**DATA PROVIDED**
- - - - -

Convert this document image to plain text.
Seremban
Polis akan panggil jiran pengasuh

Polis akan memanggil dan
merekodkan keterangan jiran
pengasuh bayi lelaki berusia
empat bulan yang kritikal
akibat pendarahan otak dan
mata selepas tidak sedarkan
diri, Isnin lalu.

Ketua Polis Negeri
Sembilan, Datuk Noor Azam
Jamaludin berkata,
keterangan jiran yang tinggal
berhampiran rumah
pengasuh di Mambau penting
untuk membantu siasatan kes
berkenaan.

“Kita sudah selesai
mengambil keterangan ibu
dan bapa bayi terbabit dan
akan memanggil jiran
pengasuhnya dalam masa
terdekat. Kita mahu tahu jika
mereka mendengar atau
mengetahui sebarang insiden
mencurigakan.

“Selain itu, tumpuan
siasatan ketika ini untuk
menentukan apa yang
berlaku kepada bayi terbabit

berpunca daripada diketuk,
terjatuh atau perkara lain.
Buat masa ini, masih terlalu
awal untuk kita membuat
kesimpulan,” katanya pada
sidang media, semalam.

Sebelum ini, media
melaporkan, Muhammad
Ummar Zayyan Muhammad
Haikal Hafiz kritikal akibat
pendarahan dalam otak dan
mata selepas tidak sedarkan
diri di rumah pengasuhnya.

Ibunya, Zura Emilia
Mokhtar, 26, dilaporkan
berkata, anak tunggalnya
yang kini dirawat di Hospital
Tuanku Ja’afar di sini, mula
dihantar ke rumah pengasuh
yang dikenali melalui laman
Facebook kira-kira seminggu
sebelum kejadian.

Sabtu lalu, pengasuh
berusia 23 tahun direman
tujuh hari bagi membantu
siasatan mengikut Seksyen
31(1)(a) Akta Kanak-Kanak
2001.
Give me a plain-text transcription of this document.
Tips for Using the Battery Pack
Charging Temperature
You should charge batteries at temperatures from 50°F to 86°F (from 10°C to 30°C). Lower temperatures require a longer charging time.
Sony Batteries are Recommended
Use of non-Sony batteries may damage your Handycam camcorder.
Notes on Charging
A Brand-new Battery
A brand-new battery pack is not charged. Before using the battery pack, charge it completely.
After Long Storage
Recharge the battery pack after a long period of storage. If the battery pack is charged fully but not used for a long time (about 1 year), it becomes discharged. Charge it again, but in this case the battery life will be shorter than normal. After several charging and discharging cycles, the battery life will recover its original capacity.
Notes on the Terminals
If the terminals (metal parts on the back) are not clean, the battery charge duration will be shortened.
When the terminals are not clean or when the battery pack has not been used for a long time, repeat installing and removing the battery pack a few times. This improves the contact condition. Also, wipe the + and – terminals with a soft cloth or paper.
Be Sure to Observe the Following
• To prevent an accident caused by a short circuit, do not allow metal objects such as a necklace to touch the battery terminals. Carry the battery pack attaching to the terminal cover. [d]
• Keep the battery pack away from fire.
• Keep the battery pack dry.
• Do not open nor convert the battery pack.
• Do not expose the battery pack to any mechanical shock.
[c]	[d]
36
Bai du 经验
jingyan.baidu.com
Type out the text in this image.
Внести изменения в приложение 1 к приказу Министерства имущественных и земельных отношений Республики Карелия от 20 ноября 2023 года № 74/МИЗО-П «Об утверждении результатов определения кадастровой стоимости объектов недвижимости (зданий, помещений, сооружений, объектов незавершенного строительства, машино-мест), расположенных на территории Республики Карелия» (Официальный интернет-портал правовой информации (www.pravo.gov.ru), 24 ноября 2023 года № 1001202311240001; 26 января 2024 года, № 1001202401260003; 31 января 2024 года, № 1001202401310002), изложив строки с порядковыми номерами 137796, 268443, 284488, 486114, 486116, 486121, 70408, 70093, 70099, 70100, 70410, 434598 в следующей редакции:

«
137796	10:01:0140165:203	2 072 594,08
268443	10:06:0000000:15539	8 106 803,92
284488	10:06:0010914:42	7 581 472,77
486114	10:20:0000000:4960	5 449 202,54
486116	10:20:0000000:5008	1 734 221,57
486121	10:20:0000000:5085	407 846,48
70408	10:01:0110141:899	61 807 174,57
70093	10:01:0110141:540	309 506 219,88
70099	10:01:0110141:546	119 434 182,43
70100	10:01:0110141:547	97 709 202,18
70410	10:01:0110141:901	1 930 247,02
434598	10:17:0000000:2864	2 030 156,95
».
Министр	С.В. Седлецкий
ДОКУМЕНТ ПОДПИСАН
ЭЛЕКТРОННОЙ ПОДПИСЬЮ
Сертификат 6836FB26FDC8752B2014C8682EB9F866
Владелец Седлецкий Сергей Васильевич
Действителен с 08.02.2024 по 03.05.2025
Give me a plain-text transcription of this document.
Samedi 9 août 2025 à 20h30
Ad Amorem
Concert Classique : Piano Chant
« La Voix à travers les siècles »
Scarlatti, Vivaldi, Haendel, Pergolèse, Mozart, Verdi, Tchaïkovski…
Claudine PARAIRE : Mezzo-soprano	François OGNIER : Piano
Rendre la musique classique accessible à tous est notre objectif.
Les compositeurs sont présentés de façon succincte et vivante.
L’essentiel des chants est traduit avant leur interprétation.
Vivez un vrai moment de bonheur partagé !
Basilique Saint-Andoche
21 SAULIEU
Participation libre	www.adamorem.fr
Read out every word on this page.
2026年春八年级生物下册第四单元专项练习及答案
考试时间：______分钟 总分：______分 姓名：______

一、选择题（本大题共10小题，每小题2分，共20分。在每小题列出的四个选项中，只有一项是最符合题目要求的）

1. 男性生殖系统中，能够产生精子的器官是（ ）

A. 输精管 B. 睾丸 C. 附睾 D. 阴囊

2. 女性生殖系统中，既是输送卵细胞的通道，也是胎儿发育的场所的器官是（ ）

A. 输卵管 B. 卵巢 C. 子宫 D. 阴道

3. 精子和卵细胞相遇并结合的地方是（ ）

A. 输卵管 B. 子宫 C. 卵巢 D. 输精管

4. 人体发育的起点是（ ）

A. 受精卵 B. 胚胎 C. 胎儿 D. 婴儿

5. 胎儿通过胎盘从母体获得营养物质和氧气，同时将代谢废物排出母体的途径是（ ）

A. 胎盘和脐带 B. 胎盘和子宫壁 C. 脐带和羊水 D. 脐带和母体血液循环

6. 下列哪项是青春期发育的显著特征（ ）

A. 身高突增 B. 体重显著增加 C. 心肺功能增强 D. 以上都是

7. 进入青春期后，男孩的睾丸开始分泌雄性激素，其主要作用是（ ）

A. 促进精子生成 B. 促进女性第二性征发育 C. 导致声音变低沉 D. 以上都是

- - - - -

Every line of the records above needs to be given again exactly.

**EXERCISE RESPONSE**
Convert this document image to plain text.
Seremban
Polis akan panggil jiran pengasuh

Polis akan memanggil dan
merekodkan keterangan jiran
pengasuh bayi lelaki berusia
empat bulan yang kritikal
akibat pendarahan otak dan
mata selepas tidak sedarkan
diri, Isnin lalu.

Ketua Polis Negeri
Sembilan, Datuk Noor Azam
Jamaludin berkata,
keterangan jiran yang tinggal
berhampiran rumah
pengasuh di Mambau penting
untuk membantu siasatan kes
berkenaan.

“Kita sudah selesai
mengambil keterangan ibu
dan bapa bayi terbabit dan
akan memanggil jiran
pengasuhnya dalam masa
terdekat. Kita mahu tahu jika
mereka mendengar atau
mengetahui sebarang insiden
mencurigakan.

“Selain itu, tumpuan
siasatan ketika ini untuk
menentukan apa yang
berlaku kepada bayi terbabit

berpunca daripada diketuk,
terjatuh atau perkara lain.
Buat masa ini, masih terlalu
awal untuk kita membuat
kesimpulan,” katanya pada
sidang media, semalam.

Sebelum ini, media
melaporkan, Muhammad
Ummar Zayyan Muhammad
Haikal Hafiz kritikal akibat
pendarahan dalam otak dan
mata selepas tidak sedarkan
diri di rumah pengasuhnya.

Ibunya, Zura Emilia
Mokhtar, 26, dilaporkan
berkata, anak tunggalnya
yang kini dirawat di Hospital
Tuanku Ja’afar di sini, mula
dihantar ke rumah pengasuh
yang dikenali melalui laman
Facebook kira-kira seminggu
sebelum kejadian.

Sabtu lalu, pengasuh
berusia 23 tahun direman
tujuh hari bagi membantu
siasatan mengikut Seksyen
31(1)(a) Akta Kanak-Kanak
2001.
Give me a plain-text transcription of this document.
Tips for Using the Battery Pack
Charging Temperature
You should charge batteries at temperatures from 50°F to 86°F (from 10°C to 30°C). Lower temperatures require a longer charging time.
Sony Batteries are Recommended
Use of non-Sony batteries may damage your Handycam camcorder.
Notes on Charging
A Brand-new Battery
A brand-new battery pack is not charged. Before using the battery pack, charge it completely.
After Long Storage
Recharge the battery pack after a long period of storage. If the battery pack is charged fully but not used for a long time (about 1 year), it becomes discharged. Charge it again, but in this case the battery life will be shorter than normal. After several charging and discharging cycles, the battery life will recover its original capacity.
Notes on the Terminals
If the terminals (metal parts on the back) are not clean, the battery charge duration will be shortened.
When the terminals are not clean or when the battery pack has not been used for a long time, repeat installing and removing the battery pack a few times. This improves the contact condition. Also, wipe the + and – terminals with a soft cloth or paper.
Be Sure to Observe the Following
• To prevent an accident caused by a short circuit, do not allow metal objects such as a necklace to touch the battery terminals. Carry the battery pack attaching to the terminal cover. [d]
• Keep the battery pack away from fire.
• Keep the battery pack dry.
• Do not open nor convert the battery pack.
• Do not expose the battery pack to any mechanical shock.
[c]	[d]
36
Bai du 经验
jingyan.baidu.com
Type out the text in this image.
Внести изменения в приложение 1 к приказу Министерства имущественных и земельных отношений Республики Карелия от 20 ноября 2023 года № 74/МИЗО-П «Об утверждении результатов определения кадастровой стоимости объектов недвижимости (зданий, помещений, сооружений, объектов незавершенного строительства, машино-мест), расположенных на территории Республики Карелия» (Официальный интернет-портал правовой информации (www.pravo.gov.ru), 24 ноября 2023 года № 1001202311240001; 26 января 2024 года, № 1001202401260003; 31 января 2024 года, № 1001202401310002), изложив строки с порядковыми номерами 137796, 268443, 284488, 486114, 486116, 486121, 70408, 70093, 70099, 70100, 70410, 434598 в следующей редакции:

«
137796	10:01:0140165:203	2 072 594,08
268443	10:06:0000000:15539	8 106 803,92
284488	10:06:0010914:42	7 581 472,77
486114	10:20:0000000:4960	5 449 202,54
486116	10:20:0000000:5008	1 734 221,57
486121	10:20:0000000:5085	407 846,48
70408	10:01:0110141:899	61 807 174,57
70093	10:01:0110141:540	309 506 219,88
70099	10:01:0110141:546	119 434 182,43
70100	10:01:0110141:547	97 709 202,18
70410	10:01:0110141:901	1 930 247,02
434598	10:17:0000000:2864	2 030 156,95
».
Министр	С.В. Седлецкий
ДОКУМЕНТ ПОДПИСАН
ЭЛЕКТРОННОЙ ПОДПИСЬЮ
Сертификат 6836FB26FDC8752B2014C8682EB9F866
Владелец Седлецкий Сергей Васильевич
Действителен с 08.02.2024 по 03.05.2025
Give me a plain-text transcription of this document.
Samedi 9 août 2025 à 20h30
Ad Amorem
Concert Classique : Piano Chant
« La Voix à travers les siècles »
Scarlatti, Vivaldi, Haendel, Pergolèse, Mozart, Verdi, Tchaïkovski…
Claudine PARAIRE : Mezzo-soprano	François OGNIER : Piano
Rendre la musique classique accessible à tous est notre objectif.
Les compositeurs sont présentés de façon succincte et vivante.
L’essentiel des chants est traduit avant leur interprétation.
Vivez un vrai moment de bonheur partagé !
Basilique Saint-Andoche
21 SAULIEU
Participation libre	www.adamorem.fr
Read out every word on this page.
2026年春八年级生物下册第四单元专项练习及答案
考试时间：______分钟 总分：______分 姓名：______

一、选择题（本大题共10小题，每小题2分，共20分。在每小题列出的四个选项中，只有一项是最符合题目要求的）

1. 男性生殖系统中，能够产生精子的器官是（ ）

A. 输精管 B. 睾丸 C. 附睾 D. 阴囊

2. 女性生殖系统中，既是输送卵细胞的通道，也是胎儿发育的场所的器官是（ ）

A. 输卵管 B. 卵巢 C. 子宫 D. 阴道

3. 精子和卵细胞相遇并结合的地方是（ ）

A. 输卵管 B. 子宫 C. 卵巢 D. 输精管

4. 人体发育的起点是（ ）

A. 受精卵 B. 胚胎 C. 胎儿 D. 婴儿

5. 胎儿通过胎盘从母体获得营养物质和氧气，同时将代谢废物排出母体的途径是（ ）

A. 胎盘和脐带 B. 胎盘和子宫壁 C. 脐带和羊水 D. 脐带和母体血液循环

6. 下列哪项是青春期发育的显著特征（ ）

A. 身高突增 B. 体重显著增加 C. 心肺功能增强 D. 以上都是

7. 进入青春期后，男孩的睾丸开始分泌雄性激素，其主要作用是（ ）

A. 促进精子生成 B. 促进女性第二性征发育 C. 导致声音变低沉 D. 以上都是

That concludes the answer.